Your objective: Reply with one number: the count of lines in the records below that hold "ylabel".

Exercise materials:
------------------------------
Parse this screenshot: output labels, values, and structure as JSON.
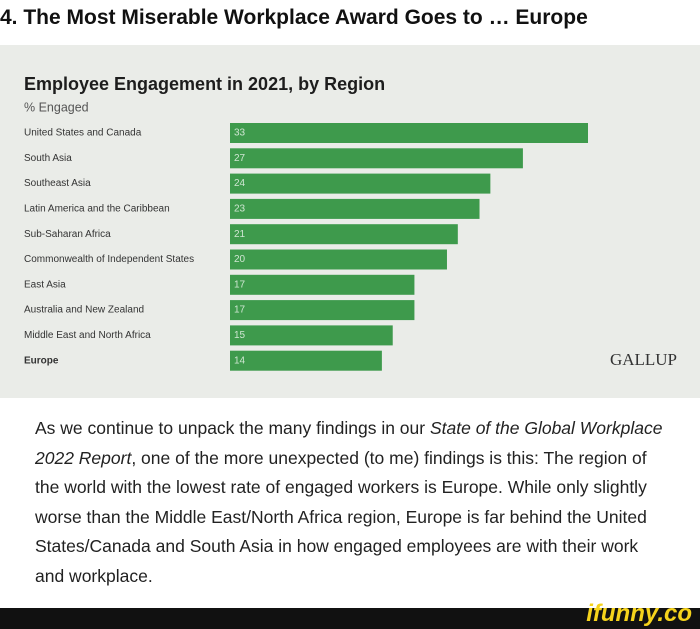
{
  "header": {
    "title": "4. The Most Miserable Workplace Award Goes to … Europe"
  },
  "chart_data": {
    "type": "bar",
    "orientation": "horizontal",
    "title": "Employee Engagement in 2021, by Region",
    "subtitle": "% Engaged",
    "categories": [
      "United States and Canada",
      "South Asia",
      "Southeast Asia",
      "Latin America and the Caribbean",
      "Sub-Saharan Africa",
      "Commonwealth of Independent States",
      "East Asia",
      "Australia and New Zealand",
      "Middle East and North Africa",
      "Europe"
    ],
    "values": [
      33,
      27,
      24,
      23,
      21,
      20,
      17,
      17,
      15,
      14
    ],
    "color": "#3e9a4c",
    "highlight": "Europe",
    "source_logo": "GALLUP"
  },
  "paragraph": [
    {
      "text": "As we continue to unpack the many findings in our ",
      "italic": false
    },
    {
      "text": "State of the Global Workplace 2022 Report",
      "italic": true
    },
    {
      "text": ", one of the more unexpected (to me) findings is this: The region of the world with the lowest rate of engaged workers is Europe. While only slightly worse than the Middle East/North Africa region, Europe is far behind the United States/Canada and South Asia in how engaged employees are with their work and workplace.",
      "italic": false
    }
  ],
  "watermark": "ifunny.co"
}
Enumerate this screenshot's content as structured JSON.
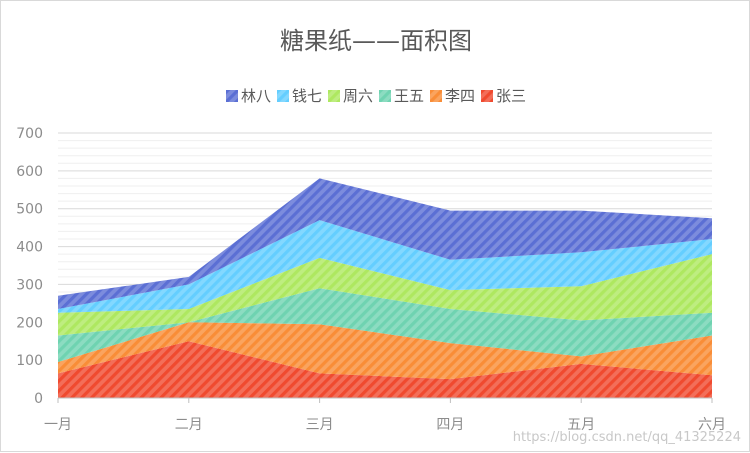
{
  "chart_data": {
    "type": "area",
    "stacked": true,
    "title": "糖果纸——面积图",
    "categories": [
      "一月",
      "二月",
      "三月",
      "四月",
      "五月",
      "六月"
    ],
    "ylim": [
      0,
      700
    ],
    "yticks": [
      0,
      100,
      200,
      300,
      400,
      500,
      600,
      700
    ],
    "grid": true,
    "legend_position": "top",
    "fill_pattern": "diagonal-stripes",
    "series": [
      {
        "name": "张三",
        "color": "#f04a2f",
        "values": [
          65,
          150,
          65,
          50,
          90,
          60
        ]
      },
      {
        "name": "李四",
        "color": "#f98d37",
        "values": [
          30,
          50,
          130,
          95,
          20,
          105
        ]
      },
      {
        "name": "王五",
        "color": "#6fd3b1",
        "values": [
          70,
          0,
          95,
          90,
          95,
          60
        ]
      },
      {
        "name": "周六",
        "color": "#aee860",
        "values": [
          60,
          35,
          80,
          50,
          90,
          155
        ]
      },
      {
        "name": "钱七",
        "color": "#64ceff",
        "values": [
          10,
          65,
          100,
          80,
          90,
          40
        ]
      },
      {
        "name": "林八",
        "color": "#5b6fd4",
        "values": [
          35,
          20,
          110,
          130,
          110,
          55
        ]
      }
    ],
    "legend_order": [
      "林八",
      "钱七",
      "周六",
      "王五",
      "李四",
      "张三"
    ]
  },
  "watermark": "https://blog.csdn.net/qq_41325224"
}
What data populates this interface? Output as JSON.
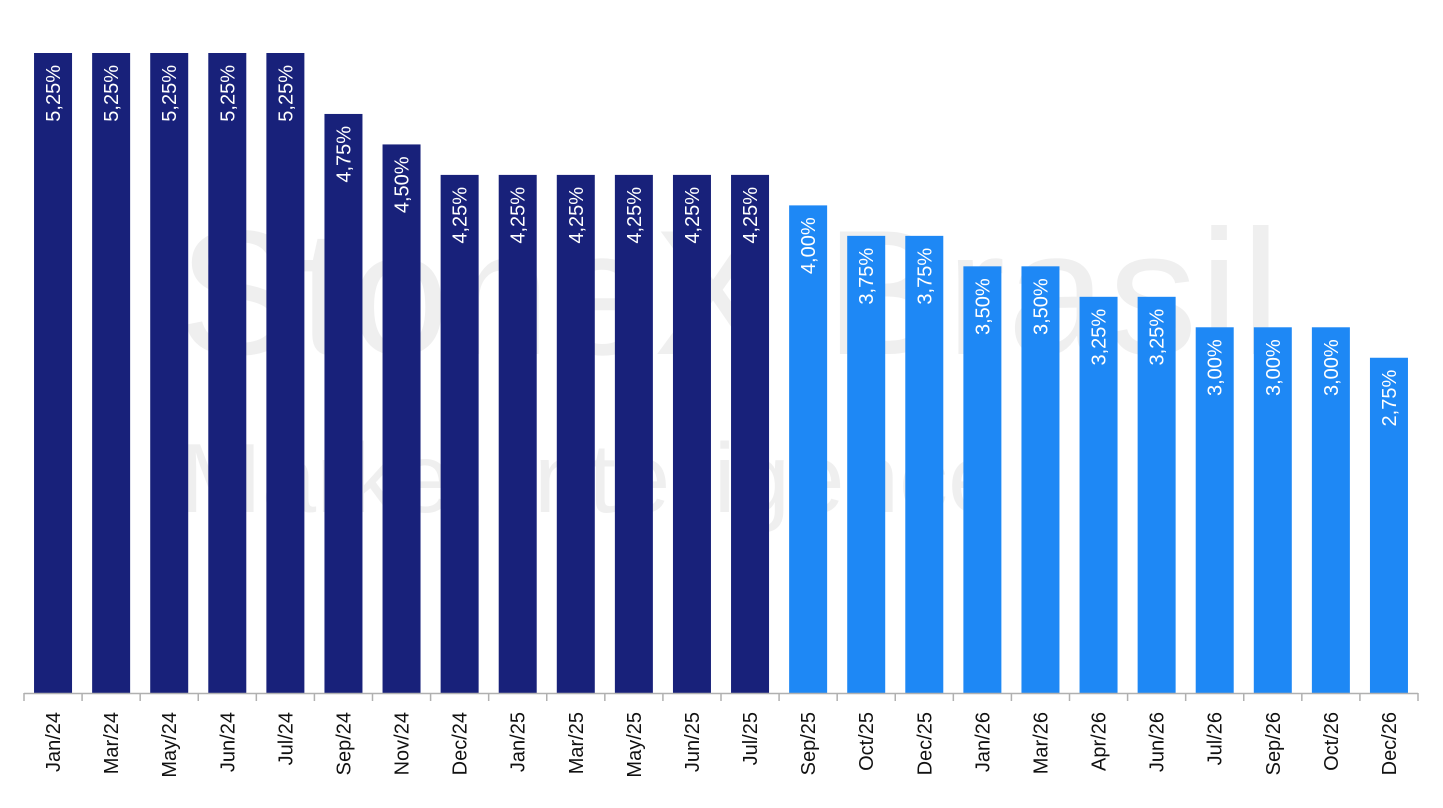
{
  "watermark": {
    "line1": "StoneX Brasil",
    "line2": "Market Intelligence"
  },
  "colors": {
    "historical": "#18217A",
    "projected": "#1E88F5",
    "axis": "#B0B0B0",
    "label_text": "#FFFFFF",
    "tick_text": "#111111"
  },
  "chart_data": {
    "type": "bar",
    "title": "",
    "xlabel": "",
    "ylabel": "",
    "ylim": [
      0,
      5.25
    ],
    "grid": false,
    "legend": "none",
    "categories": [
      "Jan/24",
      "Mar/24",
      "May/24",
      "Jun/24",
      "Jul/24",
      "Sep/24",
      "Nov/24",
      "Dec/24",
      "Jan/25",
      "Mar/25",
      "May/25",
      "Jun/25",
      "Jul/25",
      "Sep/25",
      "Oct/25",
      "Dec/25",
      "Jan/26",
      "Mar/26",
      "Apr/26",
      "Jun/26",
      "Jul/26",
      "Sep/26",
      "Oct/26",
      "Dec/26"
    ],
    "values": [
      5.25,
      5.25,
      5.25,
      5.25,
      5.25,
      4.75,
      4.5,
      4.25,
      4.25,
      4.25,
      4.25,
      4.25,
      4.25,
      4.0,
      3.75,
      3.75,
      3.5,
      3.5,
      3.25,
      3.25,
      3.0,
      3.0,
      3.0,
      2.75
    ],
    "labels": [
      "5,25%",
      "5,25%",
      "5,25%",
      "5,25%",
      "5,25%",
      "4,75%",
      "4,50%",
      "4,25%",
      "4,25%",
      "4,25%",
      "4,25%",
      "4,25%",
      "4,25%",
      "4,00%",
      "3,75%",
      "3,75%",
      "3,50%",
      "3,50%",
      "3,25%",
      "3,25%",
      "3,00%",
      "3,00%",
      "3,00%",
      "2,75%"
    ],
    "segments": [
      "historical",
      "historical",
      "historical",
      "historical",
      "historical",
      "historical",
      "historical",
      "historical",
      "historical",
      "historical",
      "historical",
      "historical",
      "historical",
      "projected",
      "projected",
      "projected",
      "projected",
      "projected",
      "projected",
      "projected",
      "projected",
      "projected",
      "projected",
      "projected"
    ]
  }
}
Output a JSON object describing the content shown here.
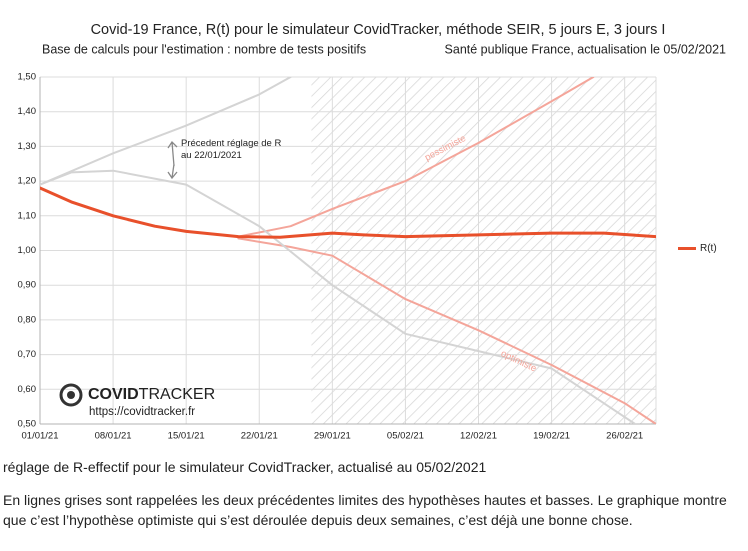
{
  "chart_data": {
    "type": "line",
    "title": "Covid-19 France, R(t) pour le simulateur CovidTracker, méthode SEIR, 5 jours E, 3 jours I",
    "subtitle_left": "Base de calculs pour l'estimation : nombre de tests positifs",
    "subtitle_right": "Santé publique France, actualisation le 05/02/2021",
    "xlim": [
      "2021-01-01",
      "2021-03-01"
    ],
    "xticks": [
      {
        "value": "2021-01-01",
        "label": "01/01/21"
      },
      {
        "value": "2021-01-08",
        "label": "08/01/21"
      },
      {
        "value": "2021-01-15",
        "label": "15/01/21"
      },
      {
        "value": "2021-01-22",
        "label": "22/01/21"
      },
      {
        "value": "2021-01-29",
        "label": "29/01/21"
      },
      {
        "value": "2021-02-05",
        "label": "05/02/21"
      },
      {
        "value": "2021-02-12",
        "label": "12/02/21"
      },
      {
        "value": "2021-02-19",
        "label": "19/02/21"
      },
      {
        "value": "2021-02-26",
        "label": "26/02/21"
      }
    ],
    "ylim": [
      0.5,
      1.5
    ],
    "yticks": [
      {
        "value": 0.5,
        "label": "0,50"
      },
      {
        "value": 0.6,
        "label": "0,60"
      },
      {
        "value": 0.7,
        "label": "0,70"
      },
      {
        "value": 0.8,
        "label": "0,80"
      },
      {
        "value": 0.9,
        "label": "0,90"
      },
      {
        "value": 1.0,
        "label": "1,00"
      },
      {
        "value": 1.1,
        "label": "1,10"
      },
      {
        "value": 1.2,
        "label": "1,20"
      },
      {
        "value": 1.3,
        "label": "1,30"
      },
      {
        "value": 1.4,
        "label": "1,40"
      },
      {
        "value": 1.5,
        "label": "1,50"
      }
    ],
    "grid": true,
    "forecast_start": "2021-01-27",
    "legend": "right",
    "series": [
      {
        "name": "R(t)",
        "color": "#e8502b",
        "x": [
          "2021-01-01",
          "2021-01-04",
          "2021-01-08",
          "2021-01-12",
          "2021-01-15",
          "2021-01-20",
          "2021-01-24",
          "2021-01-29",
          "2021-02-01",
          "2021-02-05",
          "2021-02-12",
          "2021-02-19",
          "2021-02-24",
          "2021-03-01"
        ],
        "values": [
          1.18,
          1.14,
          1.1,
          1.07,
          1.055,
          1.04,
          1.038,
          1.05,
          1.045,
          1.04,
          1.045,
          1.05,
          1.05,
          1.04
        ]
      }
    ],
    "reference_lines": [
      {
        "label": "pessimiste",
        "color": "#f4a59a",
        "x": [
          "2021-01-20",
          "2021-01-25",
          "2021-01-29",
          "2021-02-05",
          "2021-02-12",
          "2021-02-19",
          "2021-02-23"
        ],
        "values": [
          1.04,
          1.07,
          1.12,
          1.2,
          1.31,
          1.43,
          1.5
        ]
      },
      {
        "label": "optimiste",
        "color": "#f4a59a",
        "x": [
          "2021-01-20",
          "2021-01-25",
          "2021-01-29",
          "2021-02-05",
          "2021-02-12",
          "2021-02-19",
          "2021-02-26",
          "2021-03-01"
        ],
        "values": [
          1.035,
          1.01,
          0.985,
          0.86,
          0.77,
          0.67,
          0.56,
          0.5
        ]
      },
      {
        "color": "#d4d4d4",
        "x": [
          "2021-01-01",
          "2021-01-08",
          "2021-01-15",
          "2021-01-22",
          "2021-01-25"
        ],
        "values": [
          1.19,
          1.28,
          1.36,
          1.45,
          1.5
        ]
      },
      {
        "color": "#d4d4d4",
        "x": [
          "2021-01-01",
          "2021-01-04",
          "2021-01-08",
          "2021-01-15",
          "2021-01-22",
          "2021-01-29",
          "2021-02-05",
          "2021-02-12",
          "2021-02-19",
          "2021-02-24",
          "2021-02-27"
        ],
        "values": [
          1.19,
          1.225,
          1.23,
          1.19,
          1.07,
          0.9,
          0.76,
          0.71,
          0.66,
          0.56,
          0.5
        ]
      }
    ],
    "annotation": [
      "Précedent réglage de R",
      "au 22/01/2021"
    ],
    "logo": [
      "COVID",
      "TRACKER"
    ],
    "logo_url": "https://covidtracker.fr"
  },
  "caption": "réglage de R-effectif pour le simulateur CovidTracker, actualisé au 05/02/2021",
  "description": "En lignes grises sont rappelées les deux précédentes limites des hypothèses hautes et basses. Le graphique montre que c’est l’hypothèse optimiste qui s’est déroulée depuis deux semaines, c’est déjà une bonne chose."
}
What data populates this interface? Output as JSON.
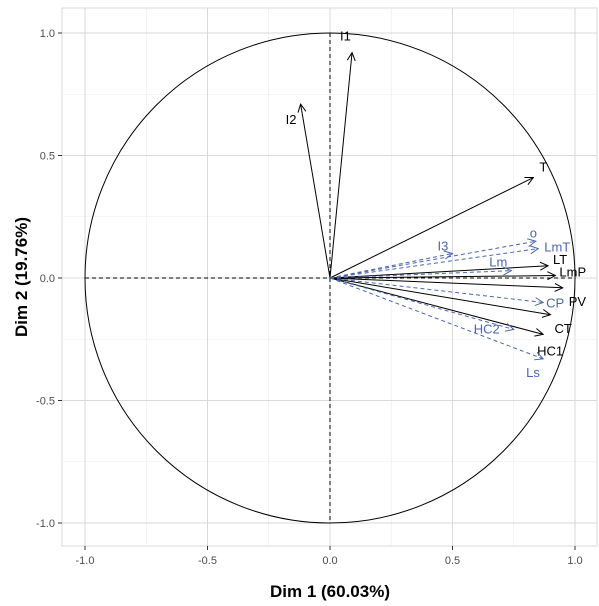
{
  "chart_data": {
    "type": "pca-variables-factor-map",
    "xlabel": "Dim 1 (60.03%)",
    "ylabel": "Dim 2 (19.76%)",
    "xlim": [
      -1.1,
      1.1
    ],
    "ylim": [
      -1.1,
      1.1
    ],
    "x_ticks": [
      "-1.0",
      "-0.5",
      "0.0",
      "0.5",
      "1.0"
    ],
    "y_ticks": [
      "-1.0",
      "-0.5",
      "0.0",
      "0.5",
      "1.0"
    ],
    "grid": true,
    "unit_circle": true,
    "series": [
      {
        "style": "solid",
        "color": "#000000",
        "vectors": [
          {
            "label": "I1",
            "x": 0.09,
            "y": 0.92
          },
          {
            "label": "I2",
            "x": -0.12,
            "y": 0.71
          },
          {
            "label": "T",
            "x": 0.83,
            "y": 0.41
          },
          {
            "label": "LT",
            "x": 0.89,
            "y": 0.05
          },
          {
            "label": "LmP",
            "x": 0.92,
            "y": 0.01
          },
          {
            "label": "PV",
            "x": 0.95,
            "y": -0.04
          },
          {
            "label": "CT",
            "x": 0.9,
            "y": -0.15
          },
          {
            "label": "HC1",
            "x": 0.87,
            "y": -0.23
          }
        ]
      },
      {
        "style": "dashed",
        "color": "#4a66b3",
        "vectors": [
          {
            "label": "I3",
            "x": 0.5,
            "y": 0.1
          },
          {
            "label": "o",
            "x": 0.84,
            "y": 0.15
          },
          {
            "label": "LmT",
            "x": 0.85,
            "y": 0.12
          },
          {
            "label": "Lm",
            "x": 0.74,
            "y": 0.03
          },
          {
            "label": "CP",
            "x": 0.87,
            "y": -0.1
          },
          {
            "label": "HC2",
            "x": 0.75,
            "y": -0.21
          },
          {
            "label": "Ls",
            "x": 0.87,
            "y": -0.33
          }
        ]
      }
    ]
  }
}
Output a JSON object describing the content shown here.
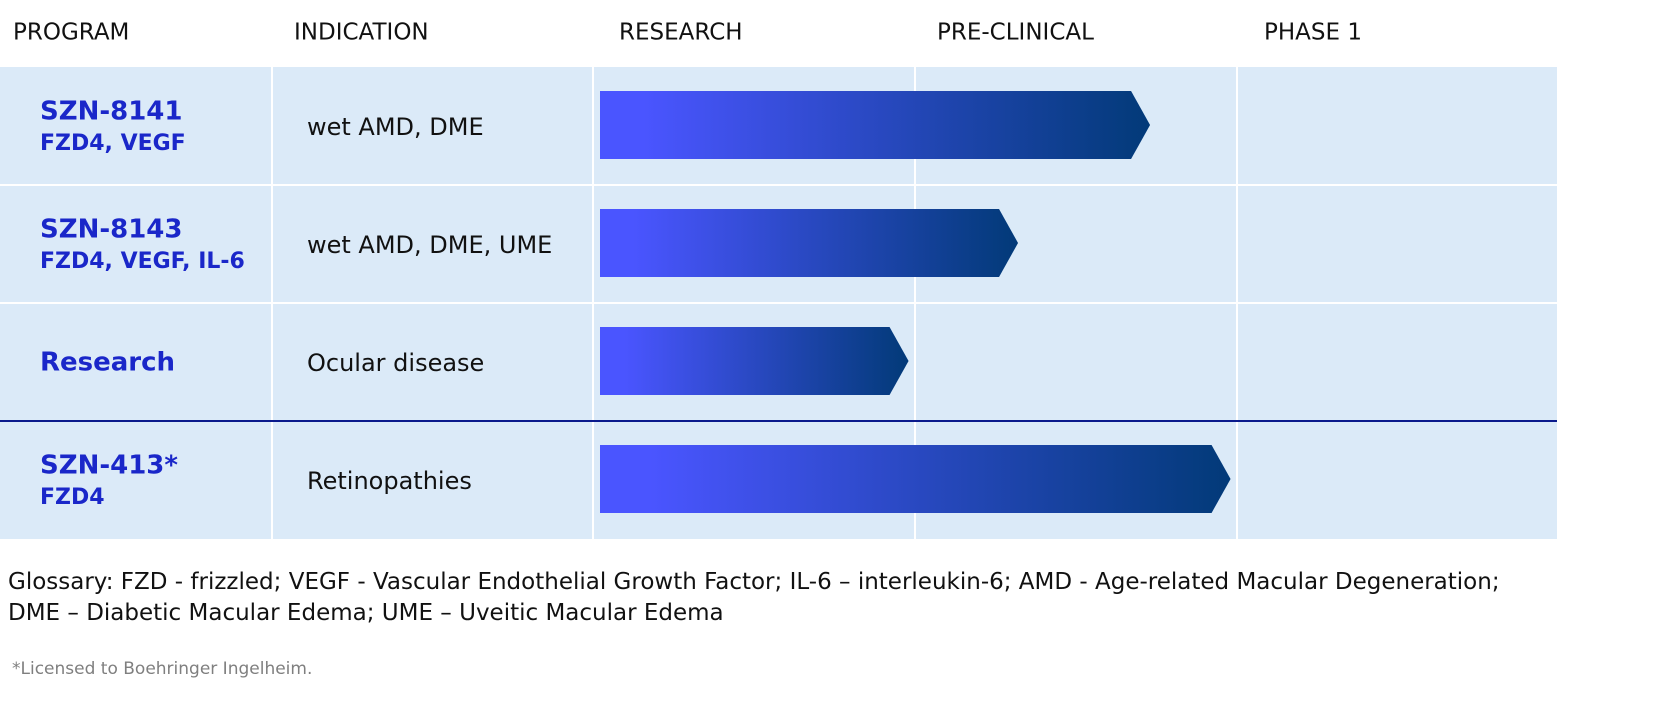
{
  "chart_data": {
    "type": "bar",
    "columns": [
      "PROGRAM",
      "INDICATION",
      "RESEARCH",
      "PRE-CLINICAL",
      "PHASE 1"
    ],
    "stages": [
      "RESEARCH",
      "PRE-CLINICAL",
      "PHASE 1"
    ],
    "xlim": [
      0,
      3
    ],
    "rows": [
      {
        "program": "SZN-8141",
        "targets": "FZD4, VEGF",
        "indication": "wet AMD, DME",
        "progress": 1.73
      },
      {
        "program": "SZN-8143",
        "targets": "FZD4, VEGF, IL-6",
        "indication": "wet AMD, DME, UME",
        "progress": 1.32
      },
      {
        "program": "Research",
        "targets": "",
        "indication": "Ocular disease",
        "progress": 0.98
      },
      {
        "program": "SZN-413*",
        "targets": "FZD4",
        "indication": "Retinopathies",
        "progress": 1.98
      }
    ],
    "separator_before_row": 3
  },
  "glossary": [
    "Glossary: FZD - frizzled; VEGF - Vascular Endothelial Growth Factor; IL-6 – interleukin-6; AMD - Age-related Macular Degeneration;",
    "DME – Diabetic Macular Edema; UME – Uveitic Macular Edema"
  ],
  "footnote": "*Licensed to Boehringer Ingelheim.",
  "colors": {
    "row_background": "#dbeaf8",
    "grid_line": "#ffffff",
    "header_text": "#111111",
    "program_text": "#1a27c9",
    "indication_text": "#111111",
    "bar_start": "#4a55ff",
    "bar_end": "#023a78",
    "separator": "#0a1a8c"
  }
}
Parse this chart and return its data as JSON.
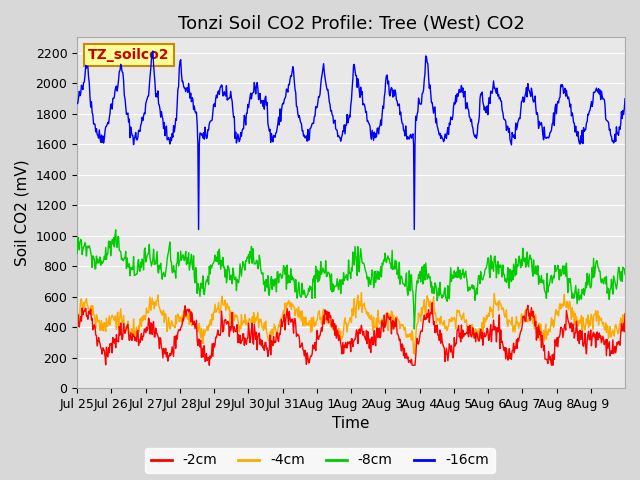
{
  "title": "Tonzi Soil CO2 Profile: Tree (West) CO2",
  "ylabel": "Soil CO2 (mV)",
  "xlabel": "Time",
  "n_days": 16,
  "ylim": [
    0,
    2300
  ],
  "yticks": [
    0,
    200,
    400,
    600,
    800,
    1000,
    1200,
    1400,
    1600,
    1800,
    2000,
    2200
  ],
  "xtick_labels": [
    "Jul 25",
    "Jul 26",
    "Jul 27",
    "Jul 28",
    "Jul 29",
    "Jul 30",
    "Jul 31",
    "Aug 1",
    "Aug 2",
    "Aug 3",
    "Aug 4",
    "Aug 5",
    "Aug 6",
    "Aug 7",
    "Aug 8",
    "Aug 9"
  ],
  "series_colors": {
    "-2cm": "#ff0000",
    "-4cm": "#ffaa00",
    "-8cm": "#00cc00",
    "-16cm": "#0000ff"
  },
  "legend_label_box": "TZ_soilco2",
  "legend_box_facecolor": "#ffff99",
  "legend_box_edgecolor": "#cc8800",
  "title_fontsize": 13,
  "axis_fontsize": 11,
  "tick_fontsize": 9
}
------------------------------
Result of the task: 3